(Figure record extracts)
──────────────────────────────
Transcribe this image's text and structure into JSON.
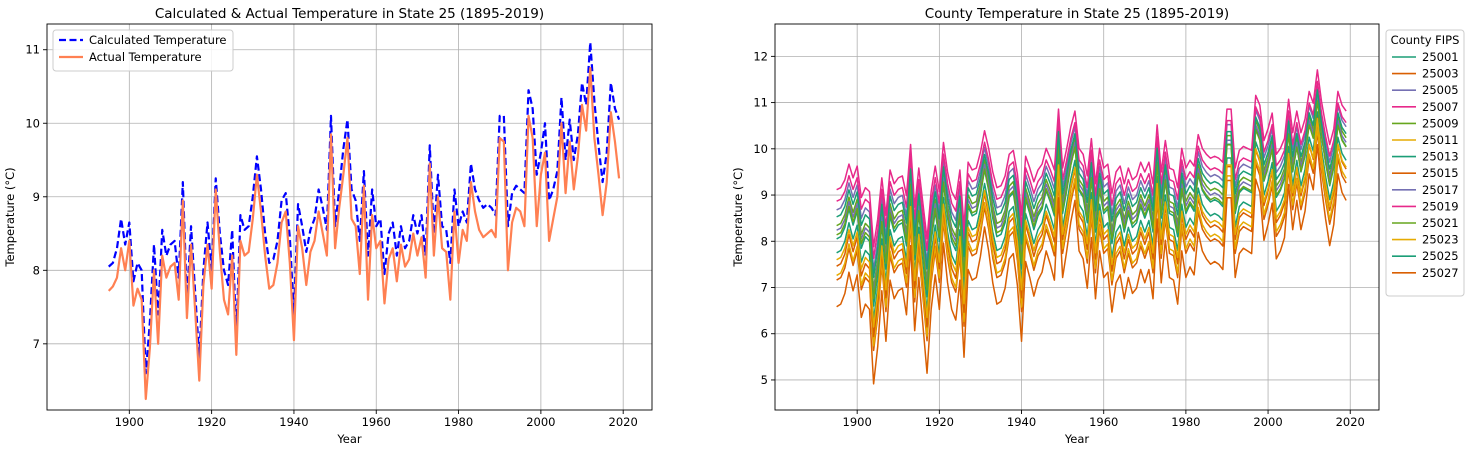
{
  "chart_data": [
    {
      "type": "line",
      "title": "Calculated & Actual Temperature in State 25 (1895-2019)",
      "xlabel": "Year",
      "ylabel": "Temperature (°C)",
      "xlim": [
        1880,
        2027
      ],
      "ylim": [
        6.1,
        11.35
      ],
      "xticks": [
        1900,
        1920,
        1940,
        1960,
        1980,
        2000,
        2020
      ],
      "yticks": [
        7,
        8,
        9,
        10,
        11
      ],
      "grid": true,
      "legend": "top-left",
      "x_start": 1895,
      "x_step": 1,
      "series": [
        {
          "name": "Calculated Temperature",
          "color": "#0000ff",
          "dash": "dashed",
          "values": [
            8.05,
            8.1,
            8.3,
            8.7,
            8.35,
            8.65,
            7.85,
            8.1,
            8.0,
            6.6,
            7.3,
            8.35,
            7.4,
            8.55,
            8.2,
            8.35,
            8.4,
            7.9,
            9.2,
            7.6,
            8.6,
            7.7,
            6.8,
            8.0,
            8.65,
            8.0,
            9.25,
            8.5,
            8.0,
            7.8,
            8.55,
            7.1,
            8.75,
            8.55,
            8.6,
            9.0,
            9.55,
            9.1,
            8.5,
            8.1,
            8.15,
            8.4,
            8.95,
            9.05,
            8.45,
            7.4,
            8.9,
            8.6,
            8.25,
            8.55,
            8.7,
            9.1,
            8.85,
            8.55,
            10.1,
            8.6,
            9.1,
            9.65,
            10.05,
            9.1,
            8.95,
            8.4,
            9.35,
            8.2,
            9.1,
            8.6,
            8.7,
            7.95,
            8.5,
            8.65,
            8.2,
            8.6,
            8.3,
            8.4,
            8.75,
            8.5,
            8.75,
            8.2,
            9.7,
            8.5,
            9.3,
            8.6,
            8.55,
            8.1,
            9.1,
            8.6,
            8.8,
            8.65,
            9.45,
            9.1,
            8.95,
            8.85,
            8.9,
            8.85,
            8.75,
            10.1,
            10.1,
            8.6,
            9.05,
            9.15,
            9.1,
            9.05,
            10.45,
            10.2,
            9.3,
            9.6,
            10.0,
            8.95,
            9.1,
            9.35,
            10.35,
            9.5,
            10.05,
            9.5,
            9.85,
            10.55,
            10.25,
            11.1,
            10.3,
            9.7,
            9.2,
            9.6,
            10.55,
            10.2,
            10.05
          ]
        },
        {
          "name": "Actual Temperature",
          "color": "#ff8052",
          "dash": "solid",
          "values": [
            7.72,
            7.78,
            7.9,
            8.3,
            8.0,
            8.4,
            7.52,
            7.75,
            7.6,
            6.25,
            6.95,
            8.0,
            7.0,
            8.2,
            7.9,
            8.05,
            8.1,
            7.6,
            8.95,
            7.35,
            8.35,
            7.45,
            6.5,
            7.8,
            8.35,
            7.75,
            9.1,
            8.25,
            7.6,
            7.4,
            8.2,
            6.85,
            8.4,
            8.2,
            8.25,
            8.7,
            9.3,
            8.8,
            8.2,
            7.75,
            7.8,
            8.1,
            8.65,
            8.8,
            8.1,
            7.05,
            8.6,
            8.3,
            7.8,
            8.25,
            8.4,
            8.8,
            8.5,
            8.2,
            9.85,
            8.3,
            8.85,
            9.3,
            9.8,
            8.7,
            8.6,
            7.95,
            9.15,
            7.6,
            8.75,
            8.3,
            8.4,
            7.55,
            8.15,
            8.3,
            7.85,
            8.35,
            8.05,
            8.15,
            8.5,
            8.2,
            8.45,
            7.9,
            9.45,
            8.2,
            9.0,
            8.3,
            8.25,
            7.6,
            8.8,
            8.1,
            8.55,
            8.4,
            9.2,
            8.8,
            8.55,
            8.45,
            8.5,
            8.55,
            8.45,
            9.8,
            9.75,
            8.0,
            8.65,
            8.85,
            8.8,
            8.6,
            10.1,
            9.8,
            8.6,
            9.3,
            9.6,
            8.4,
            8.7,
            9.0,
            10.0,
            9.05,
            9.75,
            9.1,
            9.55,
            10.25,
            9.9,
            10.75,
            9.8,
            9.3,
            8.75,
            9.2,
            10.15,
            9.75,
            9.25
          ]
        }
      ]
    },
    {
      "type": "line",
      "title": "County Temperature in State 25 (1895-2019)",
      "xlabel": "Year",
      "ylabel": "Temperature (°C)",
      "xlim": [
        1880,
        2027
      ],
      "ylim": [
        4.35,
        12.7
      ],
      "xticks": [
        1900,
        1920,
        1940,
        1960,
        1980,
        2000,
        2020
      ],
      "yticks": [
        5,
        6,
        7,
        8,
        9,
        10,
        11,
        12
      ],
      "grid": true,
      "legend": "outside-right",
      "legend_title": "County FIPS",
      "x_start": 1895,
      "x_step": 1,
      "base_series": [
        8.05,
        8.1,
        8.3,
        8.7,
        8.35,
        8.65,
        7.85,
        8.1,
        8.0,
        6.6,
        7.3,
        8.35,
        7.4,
        8.55,
        8.2,
        8.35,
        8.4,
        7.9,
        9.2,
        7.6,
        8.6,
        7.7,
        6.8,
        8.0,
        8.65,
        8.0,
        9.25,
        8.5,
        8.0,
        7.8,
        8.55,
        7.1,
        8.75,
        8.55,
        8.6,
        9.0,
        9.55,
        9.1,
        8.5,
        8.1,
        8.15,
        8.4,
        8.95,
        9.05,
        8.45,
        7.4,
        8.9,
        8.6,
        8.25,
        8.55,
        8.7,
        9.1,
        8.85,
        8.55,
        10.1,
        8.6,
        9.1,
        9.65,
        10.05,
        9.1,
        8.95,
        8.4,
        9.35,
        8.2,
        9.1,
        8.6,
        8.7,
        7.95,
        8.5,
        8.65,
        8.2,
        8.6,
        8.3,
        8.4,
        8.75,
        8.5,
        8.75,
        8.2,
        9.7,
        8.5,
        9.3,
        8.6,
        8.55,
        8.1,
        9.1,
        8.6,
        8.8,
        8.65,
        9.45,
        9.1,
        8.95,
        8.85,
        8.9,
        8.85,
        8.75,
        10.1,
        10.1,
        8.6,
        9.05,
        9.15,
        9.1,
        9.05,
        10.45,
        10.2,
        9.3,
        9.6,
        10.0,
        8.95,
        9.1,
        9.35,
        10.35,
        9.5,
        10.05,
        9.5,
        9.85,
        10.55,
        10.25,
        11.1,
        10.3,
        9.7,
        9.2,
        9.6,
        10.55,
        10.2,
        10.05
      ],
      "series": [
        {
          "name": "25001",
          "color": "#1b9e77",
          "offset": 0.0,
          "scale": 1.0
        },
        {
          "name": "25003",
          "color": "#d95f02",
          "offset": -0.85,
          "scale": 1.05
        },
        {
          "name": "25005",
          "color": "#7570b3",
          "offset": 0.55,
          "scale": 0.9
        },
        {
          "name": "25007",
          "color": "#e7298a",
          "offset": 0.95,
          "scale": 0.85
        },
        {
          "name": "25009",
          "color": "#66a61e",
          "offset": 0.25,
          "scale": 0.95
        },
        {
          "name": "25011",
          "color": "#e6ab02",
          "offset": -0.75,
          "scale": 1.05
        },
        {
          "name": "25013",
          "color": "#1b9e77",
          "offset": -0.3,
          "scale": 1.0
        },
        {
          "name": "25015",
          "color": "#d95f02",
          "offset": -0.55,
          "scale": 1.05
        },
        {
          "name": "25017",
          "color": "#7570b3",
          "offset": 0.15,
          "scale": 0.95
        },
        {
          "name": "25019",
          "color": "#e7298a",
          "offset": 0.7,
          "scale": 0.85
        },
        {
          "name": "25021",
          "color": "#66a61e",
          "offset": 0.05,
          "scale": 0.95
        },
        {
          "name": "25023",
          "color": "#e6ab02",
          "offset": -0.45,
          "scale": 1.0
        },
        {
          "name": "25025",
          "color": "#1b9e77",
          "offset": 0.4,
          "scale": 0.9
        },
        {
          "name": "25027",
          "color": "#d95f02",
          "offset": -1.35,
          "scale": 1.15
        }
      ]
    }
  ]
}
──────────────────────────────
# Task description
Where a line in the material above holds "County", copy that line.

# Result of this exercise
      "title": "County Temperature in State 25 (1895-2019)",
      "legend_title": "County FIPS",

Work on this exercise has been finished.